(Data excerpts)
--- begin ---

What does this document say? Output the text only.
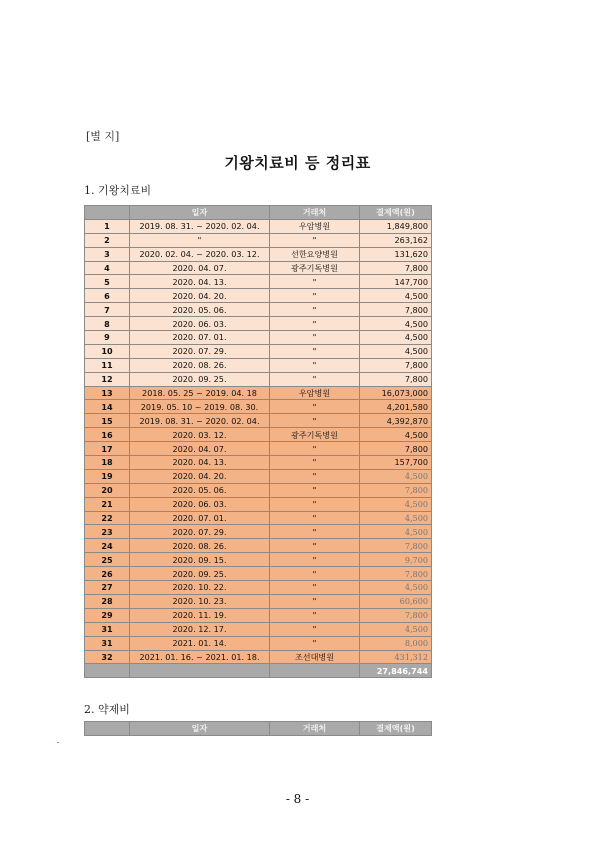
[별 지]
기왕치료비 등 정리표
1. 기왕치료비
	일자	거래처	결제액(원)
1	2019. 08. 31. ~ 2020. 02. 04.	우암병원	1,849,800
2	"	"	263,162
3	2020. 02. 04. ~ 2020. 03. 12.	선한요양병원	131,620
4	2020. 04. 07.	광주기독병원	7,800
5	2020. 04. 13.	"	147,700
6	2020. 04. 20.	"	4,500
7	2020. 05. 06.	"	7,800
8	2020. 06. 03.	"	4,500
9	2020. 07. 01.	"	4,500
10	2020. 07. 29.	"	4,500
11	2020. 08. 26.	"	7,800
12	2020. 09. 25.	"	7,800
13	2018. 05. 25 ~ 2019. 04. 18	우암병원	16,073,000
14	2019. 05. 10 ~ 2019. 08. 30.	"	4,201,580
15	2019. 08. 31. ~ 2020. 02. 04.	"	4,392,870
16	2020. 03. 12.	광주기독병원	4,500
17	2020. 04. 07.	"	7,800
18	2020. 04. 13.	"	157,700
19	2020. 04. 20.	"	4,500
20	2020. 05. 06.	"	7,800
21	2020. 06. 03.	"	4,500
22	2020. 07. 01.	"	4,500
23	2020. 07. 29.	"	4,500
24	2020. 08. 26.	"	7,800
25	2020. 09. 15.	"	9,700
26	2020. 09. 25.	"	7,800
27	2020. 10. 22.	"	4,500
28	2020. 10. 23.	"	60,600
29	2020. 11. 19.	"	7,800
31	2020. 12. 17.	"	4,500
31	2021. 01. 14.	"	8,000
32	2021. 01. 16. ~ 2021. 01. 18.	조선대병원	431,312
			27,846,744
2. 약제비
	일자	거래처	결제액(원)
- 8 -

--- end ---

Written instruction:
Exclude all images and restate the records above word for word.

Final result:
What does this document say? Output the text only.
[별 지]
기왕치료비 등 정리표
1. 기왕치료비
	일자	거래처	결제액(원)
1	2019. 08. 31. ~ 2020. 02. 04.	우암병원	1,849,800
2	"	"	263,162
3	2020. 02. 04. ~ 2020. 03. 12.	선한요양병원	131,620
4	2020. 04. 07.	광주기독병원	7,800
5	2020. 04. 13.	"	147,700
6	2020. 04. 20.	"	4,500
7	2020. 05. 06.	"	7,800
8	2020. 06. 03.	"	4,500
9	2020. 07. 01.	"	4,500
10	2020. 07. 29.	"	4,500
11	2020. 08. 26.	"	7,800
12	2020. 09. 25.	"	7,800
13	2018. 05. 25 ~ 2019. 04. 18	우암병원	16,073,000
14	2019. 05. 10 ~ 2019. 08. 30.	"	4,201,580
15	2019. 08. 31. ~ 2020. 02. 04.	"	4,392,870
16	2020. 03. 12.	광주기독병원	4,500
17	2020. 04. 07.	"	7,800
18	2020. 04. 13.	"	157,700
19	2020. 04. 20.	"	4,500
20	2020. 05. 06.	"	7,800
21	2020. 06. 03.	"	4,500
22	2020. 07. 01.	"	4,500
23	2020. 07. 29.	"	4,500
24	2020. 08. 26.	"	7,800
25	2020. 09. 15.	"	9,700
26	2020. 09. 25.	"	7,800
27	2020. 10. 22.	"	4,500
28	2020. 10. 23.	"	60,600
29	2020. 11. 19.	"	7,800
31	2020. 12. 17.	"	4,500
31	2021. 01. 14.	"	8,000
32	2021. 01. 16. ~ 2021. 01. 18.	조선대병원	431,312
			27,846,744
2. 약제비
	일자	거래처	결제액(원)
- 8 -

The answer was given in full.